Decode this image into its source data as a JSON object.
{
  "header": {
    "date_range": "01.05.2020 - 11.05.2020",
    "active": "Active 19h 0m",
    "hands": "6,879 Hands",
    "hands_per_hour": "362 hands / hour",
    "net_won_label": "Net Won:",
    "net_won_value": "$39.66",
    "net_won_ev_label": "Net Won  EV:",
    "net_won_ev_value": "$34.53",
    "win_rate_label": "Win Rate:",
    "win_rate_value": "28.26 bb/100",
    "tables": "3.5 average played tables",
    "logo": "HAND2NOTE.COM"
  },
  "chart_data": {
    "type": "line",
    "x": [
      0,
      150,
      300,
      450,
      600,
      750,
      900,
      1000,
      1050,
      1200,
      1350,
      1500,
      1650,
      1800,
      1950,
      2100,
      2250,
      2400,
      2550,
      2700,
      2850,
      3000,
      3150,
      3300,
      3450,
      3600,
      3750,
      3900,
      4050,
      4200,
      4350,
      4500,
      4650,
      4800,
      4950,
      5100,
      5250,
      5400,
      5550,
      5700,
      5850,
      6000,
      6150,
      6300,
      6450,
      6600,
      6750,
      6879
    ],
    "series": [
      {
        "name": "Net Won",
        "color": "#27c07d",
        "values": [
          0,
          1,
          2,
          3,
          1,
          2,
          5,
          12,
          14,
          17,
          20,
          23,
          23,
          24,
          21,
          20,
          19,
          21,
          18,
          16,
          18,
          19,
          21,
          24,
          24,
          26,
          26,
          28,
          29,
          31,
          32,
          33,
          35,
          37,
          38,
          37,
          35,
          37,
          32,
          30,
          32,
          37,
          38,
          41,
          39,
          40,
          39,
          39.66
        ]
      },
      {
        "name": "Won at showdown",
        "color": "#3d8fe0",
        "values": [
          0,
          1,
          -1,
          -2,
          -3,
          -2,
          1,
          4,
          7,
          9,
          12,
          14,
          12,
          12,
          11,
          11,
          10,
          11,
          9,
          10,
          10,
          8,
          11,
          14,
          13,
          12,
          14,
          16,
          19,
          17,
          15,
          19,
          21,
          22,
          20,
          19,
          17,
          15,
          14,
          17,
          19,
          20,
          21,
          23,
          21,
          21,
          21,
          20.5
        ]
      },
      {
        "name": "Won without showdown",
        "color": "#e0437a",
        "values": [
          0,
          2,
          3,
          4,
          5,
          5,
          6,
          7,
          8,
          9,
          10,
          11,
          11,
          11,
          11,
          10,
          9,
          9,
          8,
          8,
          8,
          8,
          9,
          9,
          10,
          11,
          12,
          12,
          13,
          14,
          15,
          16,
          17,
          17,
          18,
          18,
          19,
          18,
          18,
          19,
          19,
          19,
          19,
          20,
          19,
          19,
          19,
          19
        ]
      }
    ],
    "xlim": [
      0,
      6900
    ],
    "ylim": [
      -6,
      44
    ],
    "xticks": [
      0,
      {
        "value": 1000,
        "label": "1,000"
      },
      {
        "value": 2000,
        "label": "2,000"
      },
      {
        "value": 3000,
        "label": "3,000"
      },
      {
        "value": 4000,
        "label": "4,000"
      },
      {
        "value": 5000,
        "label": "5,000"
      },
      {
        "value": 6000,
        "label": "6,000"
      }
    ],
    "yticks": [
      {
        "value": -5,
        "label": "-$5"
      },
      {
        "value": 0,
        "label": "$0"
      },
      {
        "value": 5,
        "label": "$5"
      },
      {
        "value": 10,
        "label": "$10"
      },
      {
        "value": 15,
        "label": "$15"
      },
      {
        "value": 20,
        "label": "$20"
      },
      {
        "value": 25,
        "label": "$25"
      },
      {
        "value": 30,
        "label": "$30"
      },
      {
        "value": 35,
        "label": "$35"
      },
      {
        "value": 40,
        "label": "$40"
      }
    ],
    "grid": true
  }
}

====

### REQUIRED TASK
Print the material above once more, exactly.

### FULL SOLUTION
Decode this image into its source data as a JSON object.
{
  "header": {
    "date_range": "01.05.2020 - 11.05.2020",
    "active": "Active 19h 0m",
    "hands": "6,879 Hands",
    "hands_per_hour": "362 hands / hour",
    "net_won_label": "Net Won:",
    "net_won_value": "$39.66",
    "net_won_ev_label": "Net Won  EV:",
    "net_won_ev_value": "$34.53",
    "win_rate_label": "Win Rate:",
    "win_rate_value": "28.26 bb/100",
    "tables": "3.5 average played tables",
    "logo": "HAND2NOTE.COM"
  },
  "chart_data": {
    "type": "line",
    "x": [
      0,
      150,
      300,
      450,
      600,
      750,
      900,
      1000,
      1050,
      1200,
      1350,
      1500,
      1650,
      1800,
      1950,
      2100,
      2250,
      2400,
      2550,
      2700,
      2850,
      3000,
      3150,
      3300,
      3450,
      3600,
      3750,
      3900,
      4050,
      4200,
      4350,
      4500,
      4650,
      4800,
      4950,
      5100,
      5250,
      5400,
      5550,
      5700,
      5850,
      6000,
      6150,
      6300,
      6450,
      6600,
      6750,
      6879
    ],
    "series": [
      {
        "name": "Net Won",
        "color": "#27c07d",
        "values": [
          0,
          1,
          2,
          3,
          1,
          2,
          5,
          12,
          14,
          17,
          20,
          23,
          23,
          24,
          21,
          20,
          19,
          21,
          18,
          16,
          18,
          19,
          21,
          24,
          24,
          26,
          26,
          28,
          29,
          31,
          32,
          33,
          35,
          37,
          38,
          37,
          35,
          37,
          32,
          30,
          32,
          37,
          38,
          41,
          39,
          40,
          39,
          39.66
        ]
      },
      {
        "name": "Won at showdown",
        "color": "#3d8fe0",
        "values": [
          0,
          1,
          -1,
          -2,
          -3,
          -2,
          1,
          4,
          7,
          9,
          12,
          14,
          12,
          12,
          11,
          11,
          10,
          11,
          9,
          10,
          10,
          8,
          11,
          14,
          13,
          12,
          14,
          16,
          19,
          17,
          15,
          19,
          21,
          22,
          20,
          19,
          17,
          15,
          14,
          17,
          19,
          20,
          21,
          23,
          21,
          21,
          21,
          20.5
        ]
      },
      {
        "name": "Won without showdown",
        "color": "#e0437a",
        "values": [
          0,
          2,
          3,
          4,
          5,
          5,
          6,
          7,
          8,
          9,
          10,
          11,
          11,
          11,
          11,
          10,
          9,
          9,
          8,
          8,
          8,
          8,
          9,
          9,
          10,
          11,
          12,
          12,
          13,
          14,
          15,
          16,
          17,
          17,
          18,
          18,
          19,
          18,
          18,
          19,
          19,
          19,
          19,
          20,
          19,
          19,
          19,
          19
        ]
      }
    ],
    "xlim": [
      0,
      6900
    ],
    "ylim": [
      -6,
      44
    ],
    "xticks": [
      0,
      {
        "value": 1000,
        "label": "1,000"
      },
      {
        "value": 2000,
        "label": "2,000"
      },
      {
        "value": 3000,
        "label": "3,000"
      },
      {
        "value": 4000,
        "label": "4,000"
      },
      {
        "value": 5000,
        "label": "5,000"
      },
      {
        "value": 6000,
        "label": "6,000"
      }
    ],
    "yticks": [
      {
        "value": -5,
        "label": "-$5"
      },
      {
        "value": 0,
        "label": "$0"
      },
      {
        "value": 5,
        "label": "$5"
      },
      {
        "value": 10,
        "label": "$10"
      },
      {
        "value": 15,
        "label": "$15"
      },
      {
        "value": 20,
        "label": "$20"
      },
      {
        "value": 25,
        "label": "$25"
      },
      {
        "value": 30,
        "label": "$30"
      },
      {
        "value": 35,
        "label": "$35"
      },
      {
        "value": 40,
        "label": "$40"
      }
    ],
    "grid": true
  }
}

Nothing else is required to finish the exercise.